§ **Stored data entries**

▼▼▼

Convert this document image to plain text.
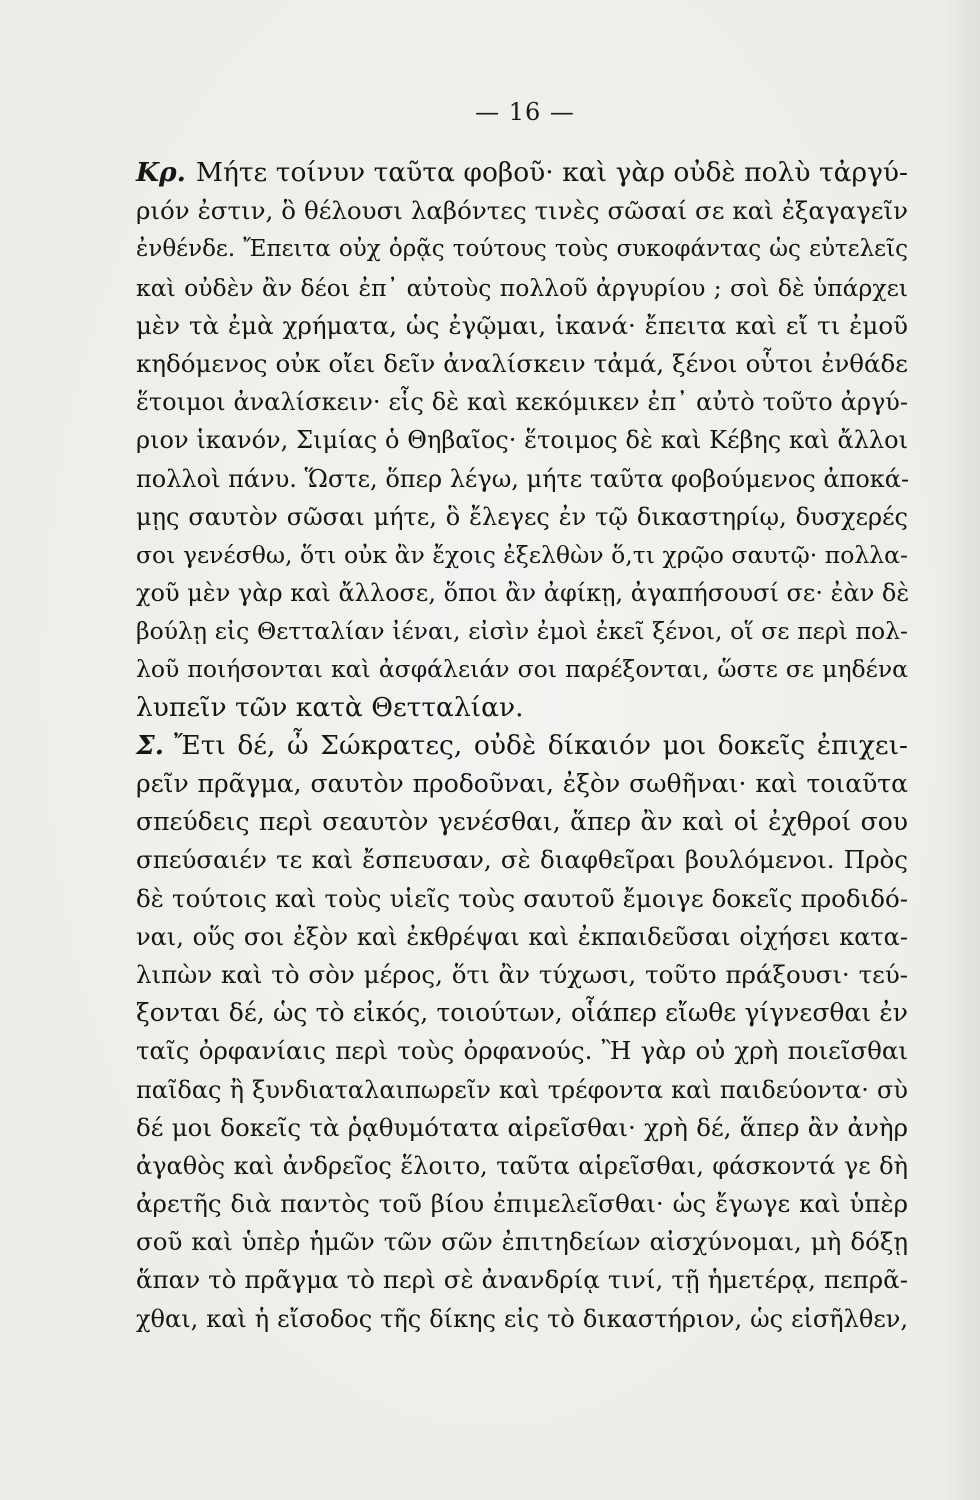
— 16 —
Κρ. Μήτε τοίνυν ταῦτα φοβοῦ· καὶ γὰρ οὐδὲ πολὺ τἀργύ-
ριόν ἐστιν, ὃ θέλουσι λαβόντες τινὲς σῶσαί σε καὶ ἐξαγαγεῖν
ἐνθένδε. Ἔπειτα οὐχ ὁρᾷς τούτους τοὺς συκοφάντας ὡς εὐτελεῖς
καὶ οὐδὲν ἂν δέοι ἐπ᾽ αὐτοὺς πολλοῦ ἀργυρίου ; σοὶ δὲ ὑπάρχει
μὲν τὰ ἐμὰ χρήματα, ὡς ἐγῷμαι, ἱκανά· ἔπειτα καὶ εἴ τι ἐμοῦ
κηδόμενος οὐκ οἴει δεῖν ἀναλίσκειν τἀμά, ξένοι οὗτοι ἐνθάδε
ἕτοιμοι ἀναλίσκειν· εἷς δὲ καὶ κεκόμικεν ἐπ᾽ αὐτὸ τοῦτο ἀργύ-
ριον ἱκανόν, Σιμίας ὁ Θηβαῖος· ἕτοιμος δὲ καὶ Κέβης καὶ ἄλλοι
πολλοὶ πάνυ. Ὥστε, ὅπερ λέγω, μήτε ταῦτα φοβούμενος ἀποκά-
μῃς σαυτὸν σῶσαι μήτε, ὃ ἔλεγες ἐν τῷ δικαστηρίῳ, δυσχερές
σοι γενέσθω, ὅτι οὐκ ἂν ἔχοις ἐξελθὼν ὅ,τι χρῷο σαυτῷ· πολλα-
χοῦ μὲν γὰρ καὶ ἄλλοσε, ὅποι ἂν ἀφίκῃ, ἀγαπήσουσί σε· ἐὰν δὲ
βούλῃ εἰς Θετταλίαν ἰέναι, εἰσὶν ἐμοὶ ἐκεῖ ξένοι, οἵ σε περὶ πολ-
λοῦ ποιήσονται καὶ ἀσφάλειάν σοι παρέξονται, ὥστε σε μηδένα
λυπεῖν τῶν κατὰ Θετταλίαν.
Σ. Ἔτι δέ, ὦ Σώκρατες, οὐδὲ δίκαιόν μοι δοκεῖς ἐπιχει-
ρεῖν πρᾶγμα, σαυτὸν προδοῦναι, ἐξὸν σωθῆναι· καὶ τοιαῦτα
σπεύδεις περὶ σεαυτὸν γενέσθαι, ἅπερ ἂν καὶ οἱ ἐχθροί σου
σπεύσαιέν τε καὶ ἔσπευσαν, σὲ διαφθεῖραι βουλόμενοι. Πρὸς
δὲ τούτοις καὶ τοὺς υἱεῖς τοὺς σαυτοῦ ἔμοιγε δοκεῖς προδιδό-
ναι, οὕς σοι ἐξὸν καὶ ἐκθρέψαι καὶ ἐκπαιδεῦσαι οἰχήσει κατα-
λιπὼν καὶ τὸ σὸν μέρος, ὅτι ἂν τύχωσι, τοῦτο πράξουσι· τεύ-
ξονται δέ, ὡς τὸ εἰκός, τοιούτων, οἷάπερ εἴωθε γίγνεσθαι ἐν
ταῖς ὀρφανίαις περὶ τοὺς ὀρφανούς. Ἢ γὰρ οὐ χρὴ ποιεῖσθαι
παῖδας ἢ ξυνδιαταλαιπωρεῖν καὶ τρέφοντα καὶ παιδεύοντα· σὺ
δέ μοι δοκεῖς τὰ ῥᾳθυμότατα αἱρεῖσθαι· χρὴ δέ, ἅπερ ἂν ἀνὴρ
ἀγαθὸς καὶ ἀνδρεῖος ἕλοιτο, ταῦτα αἱρεῖσθαι, φάσκοντά γε δὴ
ἀρετῆς διὰ παντὸς τοῦ βίου ἐπιμελεῖσθαι· ὡς ἔγωγε καὶ ὑπὲρ
σοῦ καὶ ὑπὲρ ἡμῶν τῶν σῶν ἐπιτηδείων αἰσχύνομαι, μὴ δόξῃ
ἅπαν τὸ πρᾶγμα τὸ περὶ σὲ ἀνανδρίᾳ τινί, τῇ ἡμετέρᾳ, πεπρᾶ-
χθαι, καὶ ἡ εἴσοδος τῆς δίκης εἰς τὸ δικαστήριον, ὡς εἰσῆλθεν,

▲▲▲

§ **GIVEN TASK**
Retype all entries exactly as they appear, dropping the images.

§ **ANSWER TO THE PROBLEM**
Convert this document image to plain text.
— 16 —
Κρ. Μήτε τοίνυν ταῦτα φοβοῦ· καὶ γὰρ οὐδὲ πολὺ τἀργύ-
ριόν ἐστιν, ὃ θέλουσι λαβόντες τινὲς σῶσαί σε καὶ ἐξαγαγεῖν
ἐνθένδε. Ἔπειτα οὐχ ὁρᾷς τούτους τοὺς συκοφάντας ὡς εὐτελεῖς
καὶ οὐδὲν ἂν δέοι ἐπ᾽ αὐτοὺς πολλοῦ ἀργυρίου ; σοὶ δὲ ὑπάρχει
μὲν τὰ ἐμὰ χρήματα, ὡς ἐγῷμαι, ἱκανά· ἔπειτα καὶ εἴ τι ἐμοῦ
κηδόμενος οὐκ οἴει δεῖν ἀναλίσκειν τἀμά, ξένοι οὗτοι ἐνθάδε
ἕτοιμοι ἀναλίσκειν· εἷς δὲ καὶ κεκόμικεν ἐπ᾽ αὐτὸ τοῦτο ἀργύ-
ριον ἱκανόν, Σιμίας ὁ Θηβαῖος· ἕτοιμος δὲ καὶ Κέβης καὶ ἄλλοι
πολλοὶ πάνυ. Ὥστε, ὅπερ λέγω, μήτε ταῦτα φοβούμενος ἀποκά-
μῃς σαυτὸν σῶσαι μήτε, ὃ ἔλεγες ἐν τῷ δικαστηρίῳ, δυσχερές
σοι γενέσθω, ὅτι οὐκ ἂν ἔχοις ἐξελθὼν ὅ,τι χρῷο σαυτῷ· πολλα-
χοῦ μὲν γὰρ καὶ ἄλλοσε, ὅποι ἂν ἀφίκῃ, ἀγαπήσουσί σε· ἐὰν δὲ
βούλῃ εἰς Θετταλίαν ἰέναι, εἰσὶν ἐμοὶ ἐκεῖ ξένοι, οἵ σε περὶ πολ-
λοῦ ποιήσονται καὶ ἀσφάλειάν σοι παρέξονται, ὥστε σε μηδένα
λυπεῖν τῶν κατὰ Θετταλίαν.
Σ. Ἔτι δέ, ὦ Σώκρατες, οὐδὲ δίκαιόν μοι δοκεῖς ἐπιχει-
ρεῖν πρᾶγμα, σαυτὸν προδοῦναι, ἐξὸν σωθῆναι· καὶ τοιαῦτα
σπεύδεις περὶ σεαυτὸν γενέσθαι, ἅπερ ἂν καὶ οἱ ἐχθροί σου
σπεύσαιέν τε καὶ ἔσπευσαν, σὲ διαφθεῖραι βουλόμενοι. Πρὸς
δὲ τούτοις καὶ τοὺς υἱεῖς τοὺς σαυτοῦ ἔμοιγε δοκεῖς προδιδό-
ναι, οὕς σοι ἐξὸν καὶ ἐκθρέψαι καὶ ἐκπαιδεῦσαι οἰχήσει κατα-
λιπὼν καὶ τὸ σὸν μέρος, ὅτι ἂν τύχωσι, τοῦτο πράξουσι· τεύ-
ξονται δέ, ὡς τὸ εἰκός, τοιούτων, οἷάπερ εἴωθε γίγνεσθαι ἐν
ταῖς ὀρφανίαις περὶ τοὺς ὀρφανούς. Ἢ γὰρ οὐ χρὴ ποιεῖσθαι
παῖδας ἢ ξυνδιαταλαιπωρεῖν καὶ τρέφοντα καὶ παιδεύοντα· σὺ
δέ μοι δοκεῖς τὰ ῥᾳθυμότατα αἱρεῖσθαι· χρὴ δέ, ἅπερ ἂν ἀνὴρ
ἀγαθὸς καὶ ἀνδρεῖος ἕλοιτο, ταῦτα αἱρεῖσθαι, φάσκοντά γε δὴ
ἀρετῆς διὰ παντὸς τοῦ βίου ἐπιμελεῖσθαι· ὡς ἔγωγε καὶ ὑπὲρ
σοῦ καὶ ὑπὲρ ἡμῶν τῶν σῶν ἐπιτηδείων αἰσχύνομαι, μὴ δόξῃ
ἅπαν τὸ πρᾶγμα τὸ περὶ σὲ ἀνανδρίᾳ τινί, τῇ ἡμετέρᾳ, πεπρᾶ-
χθαι, καὶ ἡ εἴσοδος τῆς δίκης εἰς τὸ δικαστήριον, ὡς εἰσῆλθεν,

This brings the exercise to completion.